Extract the lines that hold the string "Trabajador".
------ Material supplied
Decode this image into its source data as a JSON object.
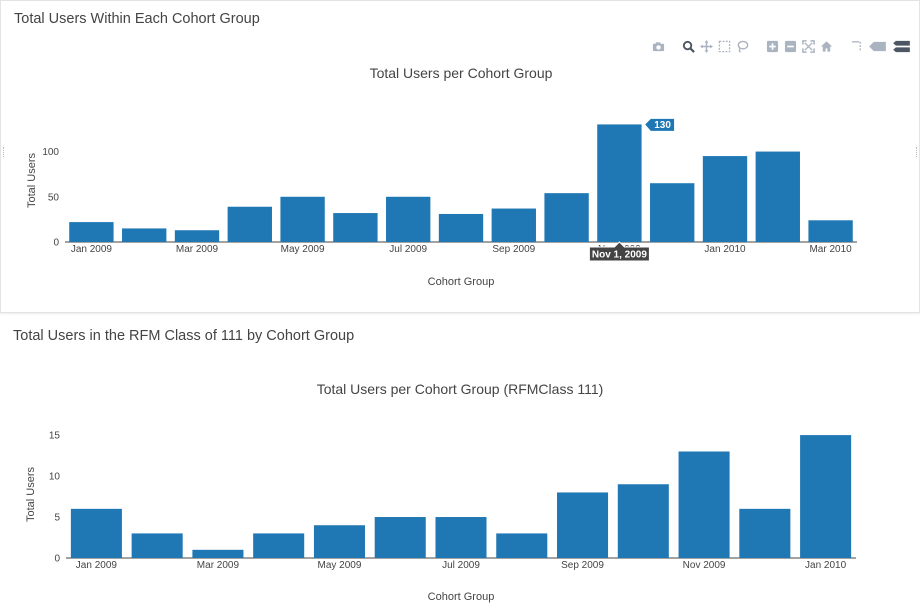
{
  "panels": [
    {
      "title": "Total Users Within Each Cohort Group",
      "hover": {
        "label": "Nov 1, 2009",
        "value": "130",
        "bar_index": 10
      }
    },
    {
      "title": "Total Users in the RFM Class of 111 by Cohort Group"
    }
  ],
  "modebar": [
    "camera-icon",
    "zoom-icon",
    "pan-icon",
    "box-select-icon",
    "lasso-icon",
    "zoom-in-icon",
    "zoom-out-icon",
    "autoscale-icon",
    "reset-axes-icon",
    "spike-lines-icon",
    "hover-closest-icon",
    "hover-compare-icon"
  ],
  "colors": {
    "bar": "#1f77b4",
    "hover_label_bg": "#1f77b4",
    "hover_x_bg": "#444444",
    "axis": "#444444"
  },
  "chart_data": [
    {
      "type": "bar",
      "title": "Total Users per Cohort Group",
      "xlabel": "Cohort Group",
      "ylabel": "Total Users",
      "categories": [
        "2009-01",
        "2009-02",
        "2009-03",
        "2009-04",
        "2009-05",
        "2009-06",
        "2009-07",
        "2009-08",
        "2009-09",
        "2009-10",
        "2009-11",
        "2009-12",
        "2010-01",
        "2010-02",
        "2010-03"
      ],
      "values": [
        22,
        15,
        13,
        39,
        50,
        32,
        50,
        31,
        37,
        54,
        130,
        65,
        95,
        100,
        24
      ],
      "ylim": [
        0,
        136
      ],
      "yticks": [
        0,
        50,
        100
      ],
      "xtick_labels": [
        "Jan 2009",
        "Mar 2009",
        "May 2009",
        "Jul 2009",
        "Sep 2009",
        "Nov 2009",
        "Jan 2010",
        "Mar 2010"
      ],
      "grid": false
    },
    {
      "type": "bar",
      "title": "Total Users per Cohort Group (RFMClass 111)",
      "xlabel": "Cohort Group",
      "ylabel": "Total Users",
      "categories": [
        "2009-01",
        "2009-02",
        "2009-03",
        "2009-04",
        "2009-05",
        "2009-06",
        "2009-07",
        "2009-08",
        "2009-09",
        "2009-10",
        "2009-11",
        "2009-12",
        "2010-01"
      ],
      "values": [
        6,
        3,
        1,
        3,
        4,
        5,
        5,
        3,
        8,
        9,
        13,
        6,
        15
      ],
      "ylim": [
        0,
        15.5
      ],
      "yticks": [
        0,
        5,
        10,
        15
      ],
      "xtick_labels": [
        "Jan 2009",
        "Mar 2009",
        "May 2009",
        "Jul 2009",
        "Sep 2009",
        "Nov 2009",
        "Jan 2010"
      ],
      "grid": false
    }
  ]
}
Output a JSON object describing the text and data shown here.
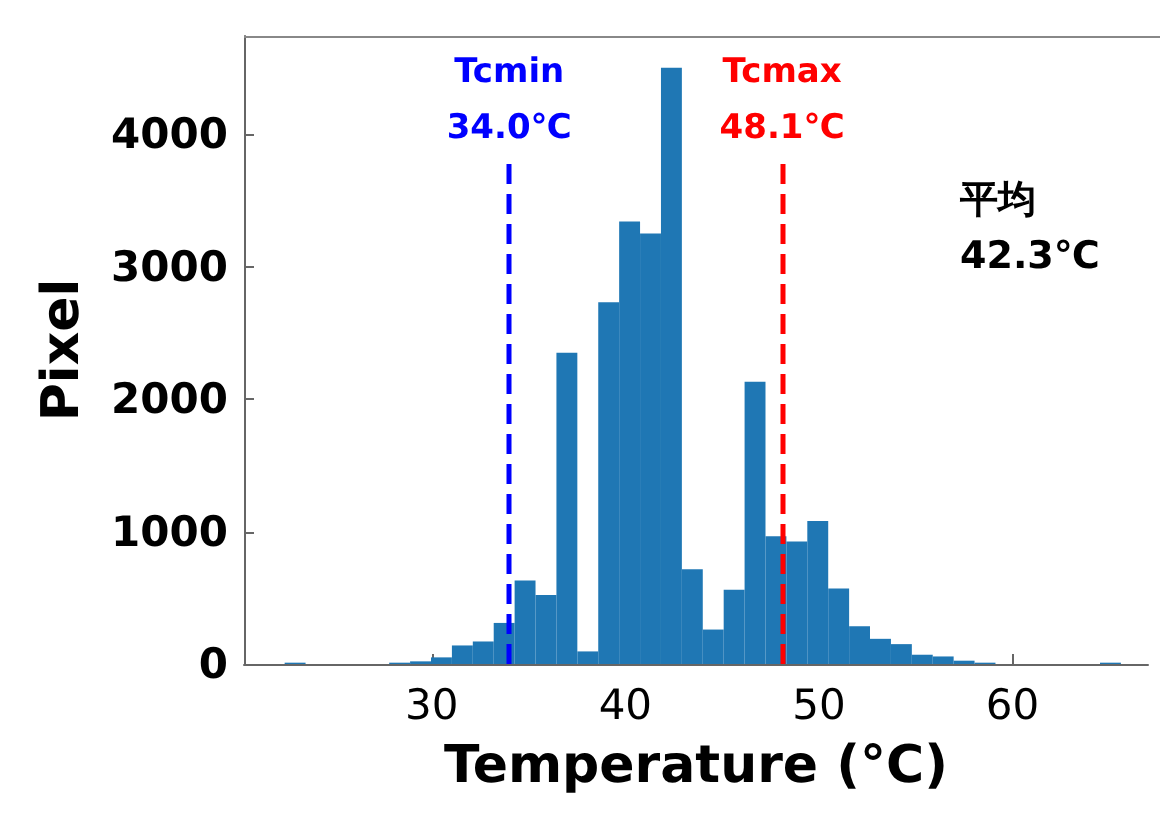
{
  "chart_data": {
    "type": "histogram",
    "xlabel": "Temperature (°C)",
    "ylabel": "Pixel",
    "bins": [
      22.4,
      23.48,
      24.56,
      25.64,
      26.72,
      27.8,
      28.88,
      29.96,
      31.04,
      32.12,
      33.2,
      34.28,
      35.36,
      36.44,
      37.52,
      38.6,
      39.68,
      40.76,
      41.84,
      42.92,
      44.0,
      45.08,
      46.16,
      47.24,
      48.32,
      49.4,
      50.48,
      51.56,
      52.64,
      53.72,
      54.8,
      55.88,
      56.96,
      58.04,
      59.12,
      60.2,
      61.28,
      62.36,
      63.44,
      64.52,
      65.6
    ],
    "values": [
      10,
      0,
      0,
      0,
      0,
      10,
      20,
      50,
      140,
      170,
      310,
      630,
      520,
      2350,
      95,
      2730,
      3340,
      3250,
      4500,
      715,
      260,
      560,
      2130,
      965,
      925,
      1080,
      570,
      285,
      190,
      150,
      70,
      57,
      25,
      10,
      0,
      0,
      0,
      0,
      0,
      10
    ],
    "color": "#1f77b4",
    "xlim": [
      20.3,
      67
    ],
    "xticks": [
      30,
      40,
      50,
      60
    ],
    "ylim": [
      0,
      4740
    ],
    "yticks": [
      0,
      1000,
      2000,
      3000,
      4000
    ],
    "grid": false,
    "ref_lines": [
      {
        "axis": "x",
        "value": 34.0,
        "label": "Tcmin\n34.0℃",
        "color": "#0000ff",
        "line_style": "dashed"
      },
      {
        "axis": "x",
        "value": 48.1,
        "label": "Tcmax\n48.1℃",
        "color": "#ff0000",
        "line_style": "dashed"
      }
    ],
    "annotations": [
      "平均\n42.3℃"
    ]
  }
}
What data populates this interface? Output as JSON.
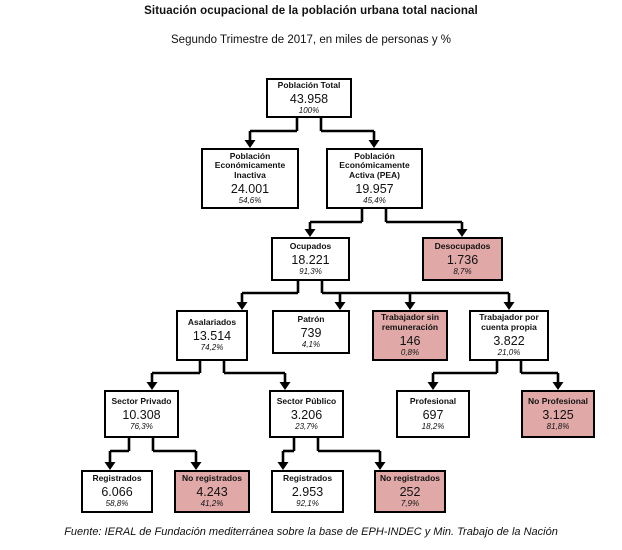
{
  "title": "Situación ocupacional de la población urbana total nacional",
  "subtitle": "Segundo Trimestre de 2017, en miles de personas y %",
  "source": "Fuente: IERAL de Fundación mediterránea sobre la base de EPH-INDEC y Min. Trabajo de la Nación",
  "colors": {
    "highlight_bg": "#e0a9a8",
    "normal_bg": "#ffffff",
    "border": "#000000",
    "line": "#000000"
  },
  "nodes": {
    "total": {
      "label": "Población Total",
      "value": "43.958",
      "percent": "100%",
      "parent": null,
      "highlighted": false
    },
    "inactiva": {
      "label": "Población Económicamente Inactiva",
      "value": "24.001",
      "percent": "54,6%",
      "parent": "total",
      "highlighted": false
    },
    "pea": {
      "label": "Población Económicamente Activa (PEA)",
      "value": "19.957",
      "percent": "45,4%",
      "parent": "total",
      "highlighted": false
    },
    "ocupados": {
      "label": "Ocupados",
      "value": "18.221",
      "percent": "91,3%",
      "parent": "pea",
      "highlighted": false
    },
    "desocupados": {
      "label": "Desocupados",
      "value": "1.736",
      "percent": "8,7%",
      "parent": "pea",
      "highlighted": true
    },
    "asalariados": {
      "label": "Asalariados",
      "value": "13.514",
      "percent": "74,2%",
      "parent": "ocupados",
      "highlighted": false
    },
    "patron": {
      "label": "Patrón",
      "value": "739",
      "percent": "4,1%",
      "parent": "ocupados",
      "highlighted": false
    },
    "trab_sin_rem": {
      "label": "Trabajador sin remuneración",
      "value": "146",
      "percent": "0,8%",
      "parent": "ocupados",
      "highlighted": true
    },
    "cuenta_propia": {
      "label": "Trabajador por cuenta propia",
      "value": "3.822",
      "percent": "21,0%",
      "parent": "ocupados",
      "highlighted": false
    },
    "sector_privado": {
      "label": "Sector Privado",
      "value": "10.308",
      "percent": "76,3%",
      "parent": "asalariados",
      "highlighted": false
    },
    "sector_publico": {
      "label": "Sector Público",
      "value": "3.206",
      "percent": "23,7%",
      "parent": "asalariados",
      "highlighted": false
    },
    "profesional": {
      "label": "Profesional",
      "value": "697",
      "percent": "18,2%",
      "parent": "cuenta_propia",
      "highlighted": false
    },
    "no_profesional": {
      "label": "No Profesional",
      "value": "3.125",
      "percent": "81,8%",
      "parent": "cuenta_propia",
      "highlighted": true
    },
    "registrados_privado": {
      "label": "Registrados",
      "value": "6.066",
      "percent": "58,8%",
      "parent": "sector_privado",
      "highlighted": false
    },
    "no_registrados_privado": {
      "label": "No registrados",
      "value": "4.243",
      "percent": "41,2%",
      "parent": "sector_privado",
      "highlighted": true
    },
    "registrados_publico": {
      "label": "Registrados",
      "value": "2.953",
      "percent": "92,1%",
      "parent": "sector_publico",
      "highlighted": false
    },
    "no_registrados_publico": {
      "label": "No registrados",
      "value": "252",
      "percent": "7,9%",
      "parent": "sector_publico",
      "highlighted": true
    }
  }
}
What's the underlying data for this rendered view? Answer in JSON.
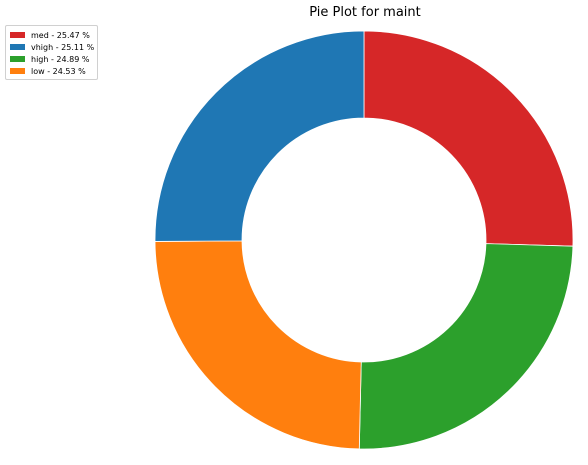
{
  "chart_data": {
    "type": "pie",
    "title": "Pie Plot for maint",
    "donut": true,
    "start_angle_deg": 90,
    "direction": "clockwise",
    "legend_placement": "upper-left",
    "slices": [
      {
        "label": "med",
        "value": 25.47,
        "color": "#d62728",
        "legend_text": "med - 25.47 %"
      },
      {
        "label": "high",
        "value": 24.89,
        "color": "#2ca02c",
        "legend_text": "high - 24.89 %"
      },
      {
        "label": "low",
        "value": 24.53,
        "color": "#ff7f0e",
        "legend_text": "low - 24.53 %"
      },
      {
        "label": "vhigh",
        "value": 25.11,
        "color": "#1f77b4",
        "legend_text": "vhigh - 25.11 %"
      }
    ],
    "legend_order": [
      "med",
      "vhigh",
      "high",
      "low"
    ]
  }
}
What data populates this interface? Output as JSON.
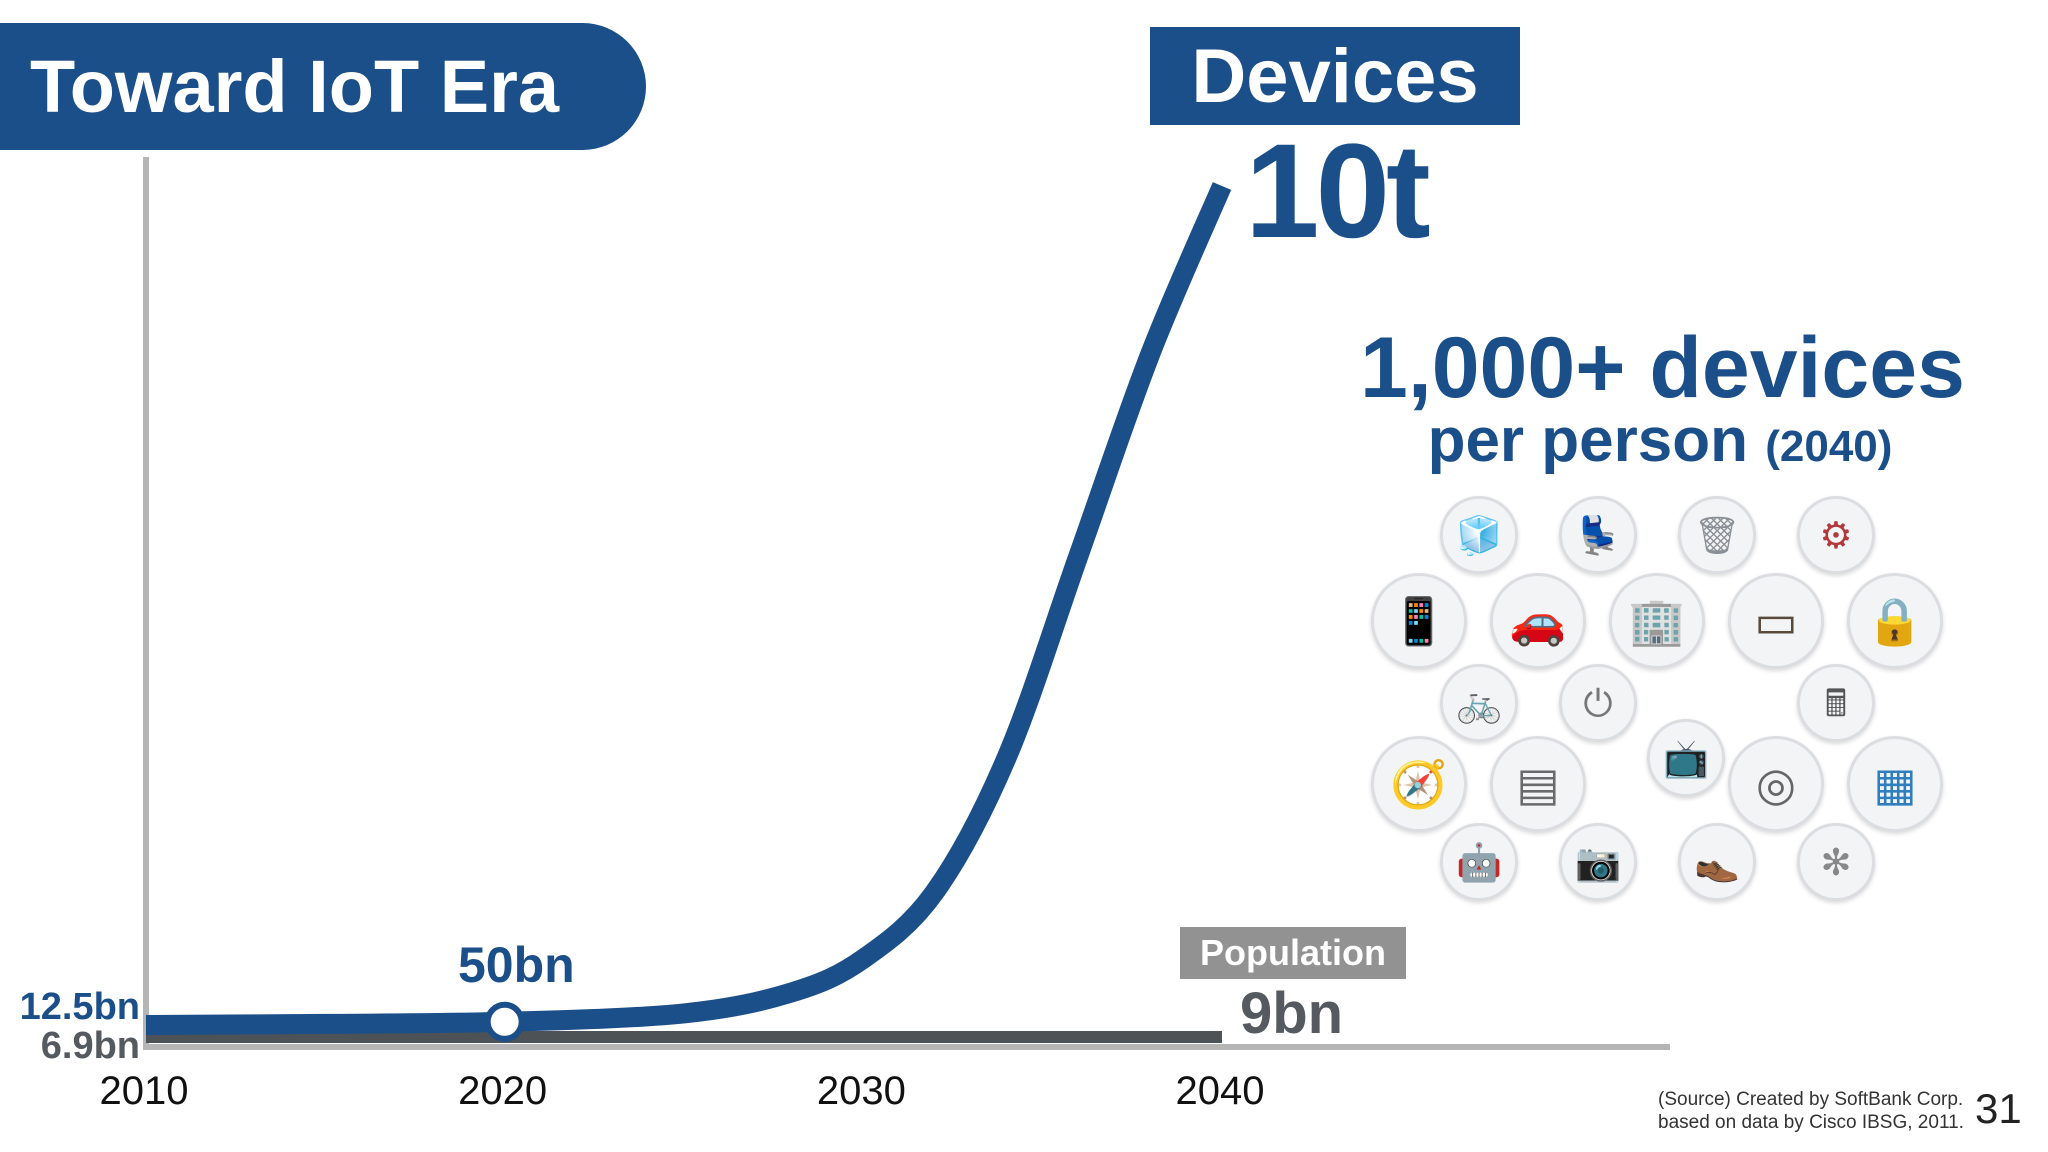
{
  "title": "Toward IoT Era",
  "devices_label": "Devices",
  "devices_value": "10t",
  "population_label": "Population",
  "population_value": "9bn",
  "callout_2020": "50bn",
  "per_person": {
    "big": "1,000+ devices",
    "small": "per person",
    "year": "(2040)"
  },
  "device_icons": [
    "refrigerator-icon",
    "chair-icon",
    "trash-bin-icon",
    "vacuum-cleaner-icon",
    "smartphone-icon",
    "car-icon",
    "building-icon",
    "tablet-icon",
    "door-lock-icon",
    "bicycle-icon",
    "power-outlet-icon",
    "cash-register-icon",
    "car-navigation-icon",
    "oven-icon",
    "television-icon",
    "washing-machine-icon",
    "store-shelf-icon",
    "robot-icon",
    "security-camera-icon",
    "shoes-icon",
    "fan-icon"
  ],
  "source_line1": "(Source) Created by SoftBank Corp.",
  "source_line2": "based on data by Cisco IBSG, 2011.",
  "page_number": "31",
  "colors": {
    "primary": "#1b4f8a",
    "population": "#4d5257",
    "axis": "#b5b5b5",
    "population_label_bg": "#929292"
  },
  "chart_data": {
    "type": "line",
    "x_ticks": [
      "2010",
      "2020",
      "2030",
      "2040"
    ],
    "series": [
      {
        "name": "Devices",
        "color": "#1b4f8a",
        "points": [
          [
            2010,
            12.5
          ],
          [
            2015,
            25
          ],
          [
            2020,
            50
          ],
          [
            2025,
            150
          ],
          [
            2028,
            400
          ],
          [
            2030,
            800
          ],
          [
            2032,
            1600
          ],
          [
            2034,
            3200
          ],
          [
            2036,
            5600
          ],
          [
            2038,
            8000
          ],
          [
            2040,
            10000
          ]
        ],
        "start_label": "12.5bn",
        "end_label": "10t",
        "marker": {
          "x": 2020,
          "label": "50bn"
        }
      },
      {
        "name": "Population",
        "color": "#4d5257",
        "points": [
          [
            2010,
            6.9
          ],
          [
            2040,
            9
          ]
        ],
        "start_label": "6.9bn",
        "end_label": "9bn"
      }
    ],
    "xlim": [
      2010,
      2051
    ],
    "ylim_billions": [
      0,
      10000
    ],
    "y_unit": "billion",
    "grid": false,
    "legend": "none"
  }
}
------------
▸ Finished answer
      "label": "Trabajador sin remuneración",
      "label": "Trabajador por cuenta propia",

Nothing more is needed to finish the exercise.